Brief
Copy every line of the material below word for word, and leave out the pictures.

┌────────

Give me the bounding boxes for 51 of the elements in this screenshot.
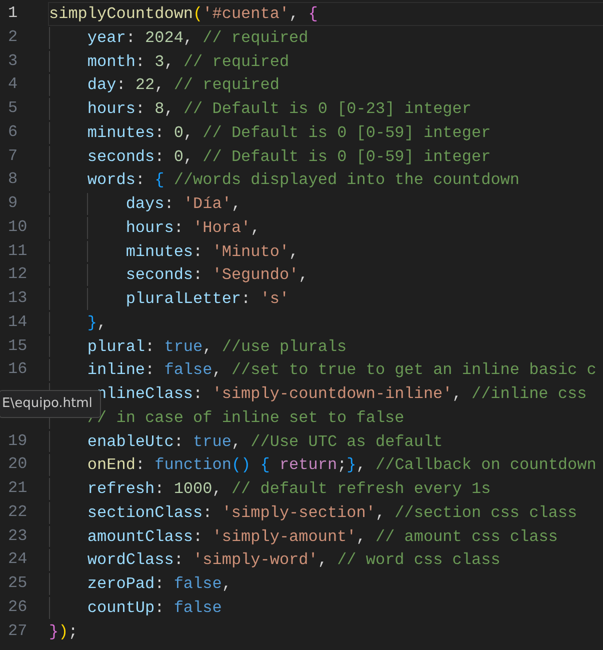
line-number: 23 [7, 526, 28, 546]
code-line: inline: false, //set to true to get an inline basic c [87, 361, 596, 380]
line-number: 26 [7, 596, 28, 618]
line-number: 16 [7, 359, 28, 380]
line-number: 19 [7, 430, 28, 452]
code-line: zeroPad: false, [87, 575, 232, 593]
code-line: enableUtc: true, //Use UTC as default [87, 432, 443, 450]
code-line: refresh: 1000, // default refresh every 1s [87, 480, 491, 498]
code-line: wordClass: 'simply-word', // word css class [87, 551, 500, 570]
code-line: hours: 8, // Default is 0 [0-23] integer [87, 100, 472, 118]
code-line: plural: true, //use plurals [87, 338, 347, 356]
line-number: 6 [7, 122, 18, 143]
code-line: year: 2024, // required [87, 28, 308, 47]
line-number: 8 [7, 169, 18, 190]
code-line: simplyCountdown('#cuenta', { [49, 5, 318, 23]
code-line: pluralLetter: 's' [126, 290, 290, 308]
code-line: amountClass: 'simply-amount', // amount css class [87, 528, 558, 546]
code-line: hours: 'Hora', [126, 218, 260, 237]
line-number: 14 [7, 312, 28, 333]
line-number: 11 [7, 240, 28, 262]
code-line: sectionClass: 'simply-section', //section css class [87, 504, 578, 522]
code-line: }, [87, 314, 107, 332]
line-number: 3 [7, 50, 18, 72]
line-number: 1 [7, 3, 18, 24]
code-line: minutes: 'Minuto', [126, 242, 299, 260]
line-number: 21 [7, 478, 28, 499]
line-number: 24 [7, 549, 28, 570]
line-number: 10 [7, 216, 28, 238]
code-line: }); [49, 622, 78, 640]
code-line: onEnd: function() { return;}, //Callback on countdown [87, 456, 596, 474]
line-number: 4 [7, 74, 18, 96]
code-line: month: 3, // required [87, 52, 290, 70]
line-number: 20 [7, 454, 28, 476]
code-line: words: { //words displayed into the countdown [87, 171, 520, 190]
code-line: seconds: 0, // Default is 0 [0-59] integer [87, 148, 491, 166]
line-number: 5 [7, 98, 18, 119]
line-number: 2 [7, 26, 18, 48]
line-number: 22 [7, 502, 28, 523]
file-path-tooltip: E\equipo.html [0, 390, 102, 418]
code-line: days: 'Día', [126, 195, 242, 213]
code-line: minutes: 0, // Default is 0 [0-59] integer [87, 124, 491, 142]
line-number: 7 [7, 146, 18, 166]
code-line: day: 22, // required [87, 76, 280, 94]
line-number: 9 [7, 193, 18, 214]
code-line: seconds: 'Segundo', [126, 266, 308, 284]
line-number: 25 [7, 573, 28, 594]
line-number: 12 [7, 264, 28, 286]
line-number: 27 [7, 620, 28, 642]
line-number: 15 [7, 336, 28, 356]
code-line: countUp: false [87, 598, 222, 617]
line-number: 13 [7, 288, 28, 309]
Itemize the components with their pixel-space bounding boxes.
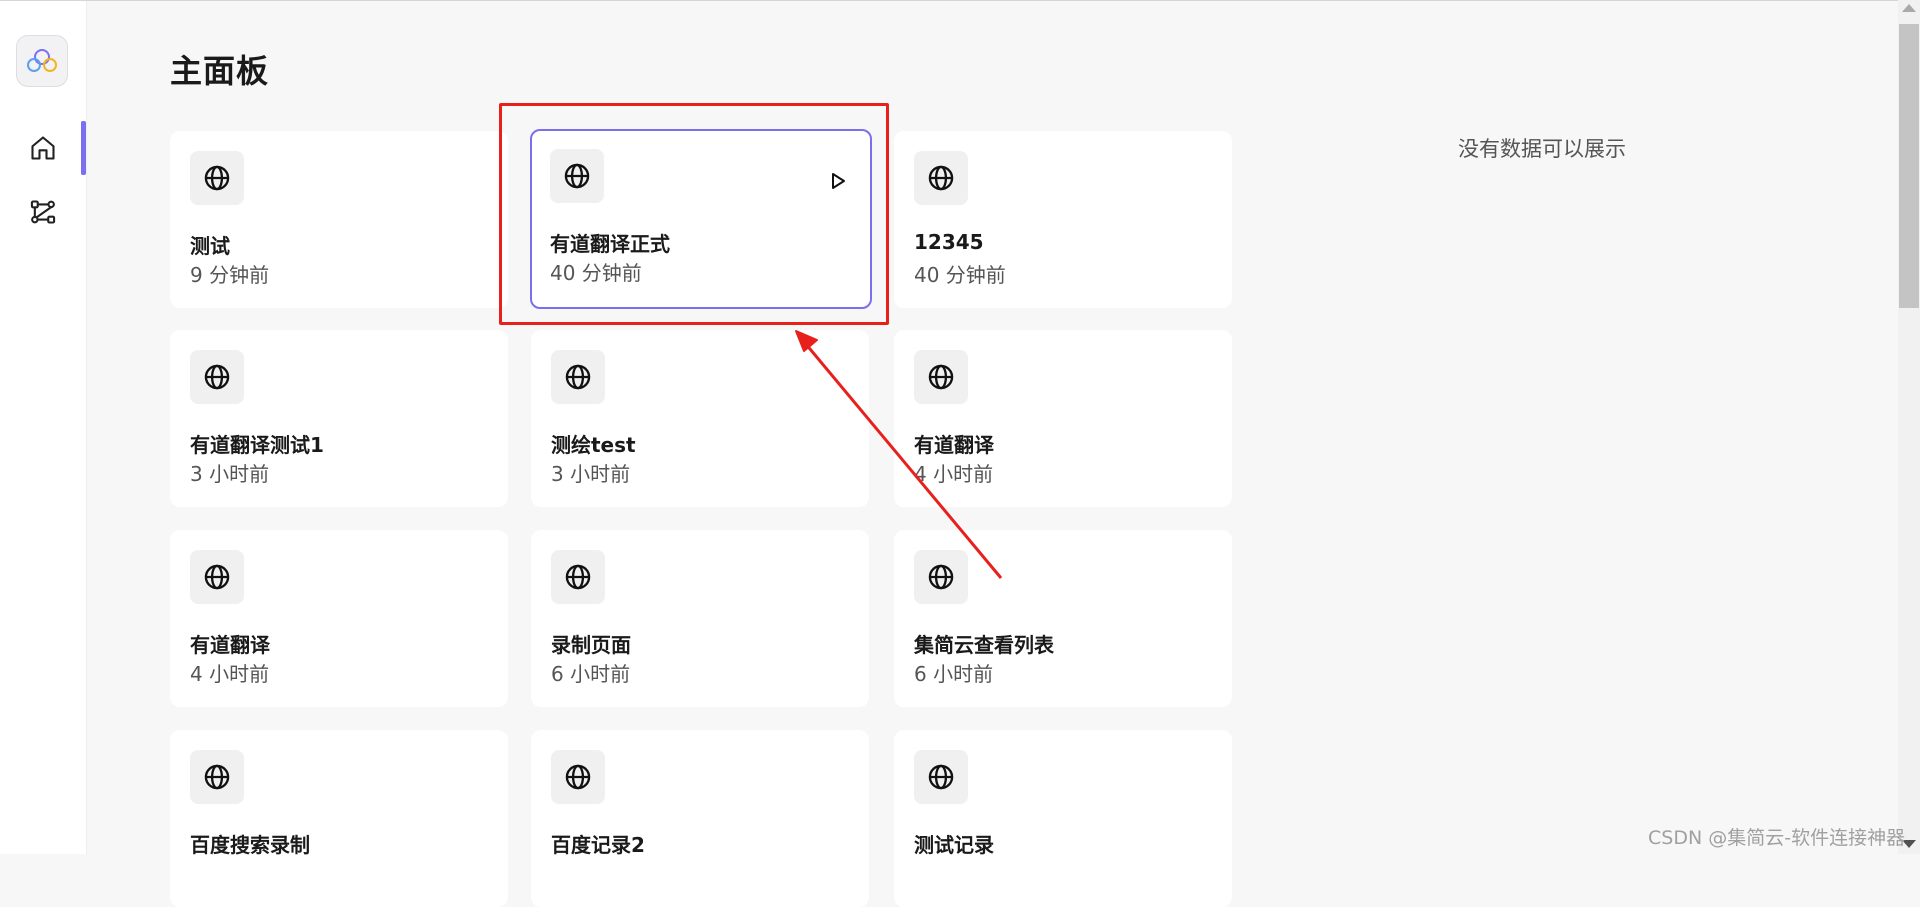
globe-icon (928, 764, 954, 790)
card-title: 有道翻译 (914, 433, 994, 457)
workflow-card[interactable]: 12345 40 分钟前 (894, 131, 1232, 308)
card-globe-icon (551, 750, 605, 804)
card-title: 有道翻译 (190, 633, 270, 657)
workflow-card[interactable]: 百度记录2 (531, 730, 869, 907)
empty-state-message: 没有数据可以展示 (1458, 137, 1626, 161)
globe-icon (565, 364, 591, 390)
card-timestamp: 4 小时前 (914, 462, 994, 486)
card-timestamp: 40 分钟前 (550, 261, 642, 285)
card-timestamp: 6 小时前 (551, 662, 631, 686)
card-globe-icon (190, 350, 244, 404)
nav-item-workflow[interactable] (0, 185, 86, 239)
play-icon (832, 173, 845, 189)
globe-icon (928, 165, 954, 191)
card-timestamp: 3 小时前 (190, 462, 270, 486)
scroll-up-arrow-icon[interactable] (1902, 4, 1916, 12)
card-globe-icon (551, 550, 605, 604)
card-title: 有道翻译测试1 (190, 433, 324, 457)
workflow-card[interactable]: 录制页面 6 小时前 (531, 530, 869, 707)
globe-icon (928, 364, 954, 390)
globe-icon (204, 165, 230, 191)
card-globe-icon (190, 750, 244, 804)
workflow-card[interactable]: 测试 9 分钟前 (170, 131, 508, 308)
app-logo[interactable] (16, 35, 68, 87)
sidebar (0, 1, 87, 854)
workflow-card[interactable]: 集简云查看列表 6 小时前 (894, 530, 1232, 707)
card-timestamp: 6 小时前 (914, 662, 994, 686)
globe-icon (204, 364, 230, 390)
run-button[interactable] (826, 169, 850, 193)
workflow-card[interactable]: 有道翻译 4 小时前 (170, 530, 508, 707)
workflow-card[interactable]: 有道翻译测试1 3 小时前 (170, 330, 508, 507)
page-title: 主面板 (170, 52, 270, 90)
card-globe-icon (914, 550, 968, 604)
card-globe-icon (914, 750, 968, 804)
card-title: 录制页面 (551, 633, 631, 657)
workflow-card[interactable]: 有道翻译正式 40 分钟前 (530, 129, 872, 309)
globe-icon (204, 764, 230, 790)
workflow-card[interactable]: 测绘test 3 小时前 (531, 330, 869, 507)
scrollbar-thumb[interactable] (1899, 24, 1919, 308)
window-top-border (0, 0, 1898, 1)
globe-icon (565, 764, 591, 790)
card-globe-icon (190, 550, 244, 604)
nav-item-home[interactable] (0, 121, 86, 175)
cloud-logo-icon (27, 49, 57, 72)
globe-icon (564, 163, 590, 189)
card-timestamp: 3 小时前 (551, 462, 631, 486)
card-title: 有道翻译正式 (550, 232, 670, 256)
workflow-card[interactable]: 有道翻译 4 小时前 (894, 330, 1232, 507)
card-globe-icon (914, 151, 968, 205)
card-globe-icon (914, 350, 968, 404)
card-timestamp: 9 分钟前 (190, 263, 270, 287)
globe-icon (565, 564, 591, 590)
card-title: 12345 (914, 230, 984, 254)
card-globe-icon (190, 151, 244, 205)
nav-active-indicator (81, 121, 86, 175)
card-title: 集简云查看列表 (914, 633, 1054, 657)
card-timestamp: 40 分钟前 (914, 263, 1006, 287)
card-globe-icon (550, 149, 604, 203)
card-title: 测绘test (551, 433, 636, 457)
home-icon (31, 136, 55, 160)
globe-icon (204, 564, 230, 590)
workflow-card[interactable]: 百度搜索录制 (170, 730, 508, 907)
globe-icon (928, 564, 954, 590)
card-title: 测试 (190, 234, 230, 258)
workflow-icon (30, 200, 56, 224)
workflow-card[interactable]: 测试记录 (894, 730, 1232, 907)
card-globe-icon (551, 350, 605, 404)
watermark: CSDN @集简云-软件连接神器 (1648, 827, 1906, 849)
card-timestamp: 4 小时前 (190, 662, 270, 686)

└────────

Task output
Give me the bounding boxes for 51 of the elements in this screenshot.
line-number: 23 [7, 526, 28, 546]
code-line: inline: false, //set to true to get an inline basic c [87, 361, 596, 380]
line-number: 26 [7, 596, 28, 618]
line-number: 16 [7, 359, 28, 380]
line-number: 19 [7, 430, 28, 452]
code-line: zeroPad: false, [87, 575, 232, 593]
code-line: enableUtc: true, //Use UTC as default [87, 432, 443, 450]
code-line: refresh: 1000, // default refresh every 1s [87, 480, 491, 498]
code-line: wordClass: 'simply-word', // word css class [87, 551, 500, 570]
code-line: hours: 8, // Default is 0 [0-23] integer [87, 100, 472, 118]
code-line: plural: true, //use plurals [87, 338, 347, 356]
line-number: 6 [7, 122, 18, 143]
code-line: year: 2024, // required [87, 28, 308, 47]
line-number: 8 [7, 169, 18, 190]
code-line: simplyCountdown('#cuenta', { [49, 5, 318, 23]
code-line: pluralLetter: 's' [126, 290, 290, 308]
code-line: amountClass: 'simply-amount', // amount css class [87, 528, 558, 546]
code-line: hours: 'Hora', [126, 218, 260, 237]
line-number: 14 [7, 312, 28, 333]
line-number: 11 [7, 240, 28, 262]
code-line: sectionClass: 'simply-section', //section css class [87, 504, 578, 522]
code-line: }, [87, 314, 107, 332]
line-number: 3 [7, 50, 18, 72]
line-number: 1 [7, 3, 18, 24]
code-line: minutes: 'Minuto', [126, 242, 299, 260]
line-number: 21 [7, 478, 28, 499]
line-number: 24 [7, 549, 28, 570]
line-number: 10 [7, 216, 28, 238]
code-line: }); [49, 622, 78, 640]
code-line: onEnd: function() { return;}, //Callback on countdown [87, 456, 596, 474]
line-number: 4 [7, 74, 18, 96]
code-line: month: 3, // required [87, 52, 290, 70]
line-number: 20 [7, 454, 28, 476]
code-line: words: { //words displayed into the countdown [87, 171, 520, 190]
code-line: seconds: 0, // Default is 0 [0-59] integer [87, 148, 491, 166]
line-number: 5 [7, 98, 18, 119]
line-number: 2 [7, 26, 18, 48]
line-number: 22 [7, 502, 28, 523]
file-path-tooltip: E\equipo.html [0, 390, 102, 418]
code-line: days: 'Día', [126, 195, 242, 213]
code-line: minutes: 0, // Default is 0 [0-59] integer [87, 124, 491, 142]
line-number: 7 [7, 146, 18, 166]
code-line: day: 22, // required [87, 76, 280, 94]
line-number: 9 [7, 193, 18, 214]
code-line: seconds: 'Segundo', [126, 266, 308, 284]
line-number: 25 [7, 573, 28, 594]
line-number: 12 [7, 264, 28, 286]
line-number: 27 [7, 620, 28, 642]
line-number: 15 [7, 336, 28, 356]
code-line: countUp: false [87, 598, 222, 617]
line-number: 13 [7, 288, 28, 309]
Itemize the components with their pixel-space bounding boxes.
globe-icon (928, 764, 954, 790)
card-title: 有道翻译 (914, 433, 994, 457)
workflow-card[interactable]: 12345 40 分钟前 (894, 131, 1232, 308)
card-globe-icon (551, 750, 605, 804)
card-title: 有道翻译 (190, 633, 270, 657)
workflow-card[interactable]: 百度记录2 (531, 730, 869, 907)
empty-state-message: 没有数据可以展示 (1458, 137, 1626, 161)
globe-icon (565, 364, 591, 390)
card-timestamp: 4 小时前 (914, 462, 994, 486)
card-timestamp: 40 分钟前 (550, 261, 642, 285)
card-timestamp: 6 小时前 (551, 662, 631, 686)
card-globe-icon (190, 350, 244, 404)
nav-item-workflow[interactable] (0, 185, 86, 239)
play-icon (832, 173, 845, 189)
globe-icon (928, 165, 954, 191)
card-timestamp: 3 小时前 (190, 462, 270, 486)
scroll-up-arrow-icon[interactable] (1902, 4, 1916, 12)
card-globe-icon (551, 550, 605, 604)
card-title: 有道翻译测试1 (190, 433, 324, 457)
workflow-card[interactable]: 录制页面 6 小时前 (531, 530, 869, 707)
globe-icon (928, 364, 954, 390)
globe-icon (204, 165, 230, 191)
card-globe-icon (190, 750, 244, 804)
workflow-card[interactable]: 测试 9 分钟前 (170, 131, 508, 308)
app-logo[interactable] (16, 35, 68, 87)
sidebar (0, 1, 87, 854)
workflow-card[interactable]: 集简云查看列表 6 小时前 (894, 530, 1232, 707)
card-timestamp: 6 小时前 (914, 662, 994, 686)
globe-icon (204, 364, 230, 390)
run-button[interactable] (826, 169, 850, 193)
workflow-card[interactable]: 有道翻译 4 小时前 (170, 530, 508, 707)
workflow-card[interactable]: 有道翻译测试1 3 小时前 (170, 330, 508, 507)
page-title: 主面板 (170, 52, 270, 90)
card-globe-icon (914, 550, 968, 604)
card-globe-icon (914, 750, 968, 804)
card-title: 录制页面 (551, 633, 631, 657)
workflow-card[interactable]: 有道翻译正式 40 分钟前 (530, 129, 872, 309)
globe-icon (204, 764, 230, 790)
workflow-card[interactable]: 测绘test 3 小时前 (531, 330, 869, 507)
scrollbar-thumb[interactable] (1899, 24, 1919, 308)
window-top-border (0, 0, 1898, 1)
globe-icon (565, 764, 591, 790)
card-globe-icon (190, 550, 244, 604)
nav-item-home[interactable] (0, 121, 86, 175)
cloud-logo-icon (27, 49, 57, 72)
globe-icon (564, 163, 590, 189)
card-timestamp: 3 小时前 (551, 462, 631, 486)
card-title: 有道翻译正式 (550, 232, 670, 256)
workflow-card[interactable]: 有道翻译 4 小时前 (894, 330, 1232, 507)
card-globe-icon (914, 151, 968, 205)
card-globe-icon (914, 350, 968, 404)
card-timestamp: 9 分钟前 (190, 263, 270, 287)
globe-icon (565, 564, 591, 590)
card-title: 12345 (914, 230, 984, 254)
card-globe-icon (190, 151, 244, 205)
nav-active-indicator (81, 121, 86, 175)
card-title: 集简云查看列表 (914, 633, 1054, 657)
card-timestamp: 40 分钟前 (914, 263, 1006, 287)
card-globe-icon (550, 149, 604, 203)
card-title: 测绘test (551, 433, 636, 457)
home-icon (31, 136, 55, 160)
globe-icon (204, 564, 230, 590)
workflow-card[interactable]: 百度搜索录制 (170, 730, 508, 907)
globe-icon (928, 564, 954, 590)
card-title: 测试 (190, 234, 230, 258)
workflow-icon (30, 200, 56, 224)
workflow-card[interactable]: 测试记录 (894, 730, 1232, 907)
card-globe-icon (551, 350, 605, 404)
watermark: CSDN @集简云-软件连接神器 (1648, 827, 1906, 849)
card-timestamp: 4 小时前 (190, 662, 270, 686)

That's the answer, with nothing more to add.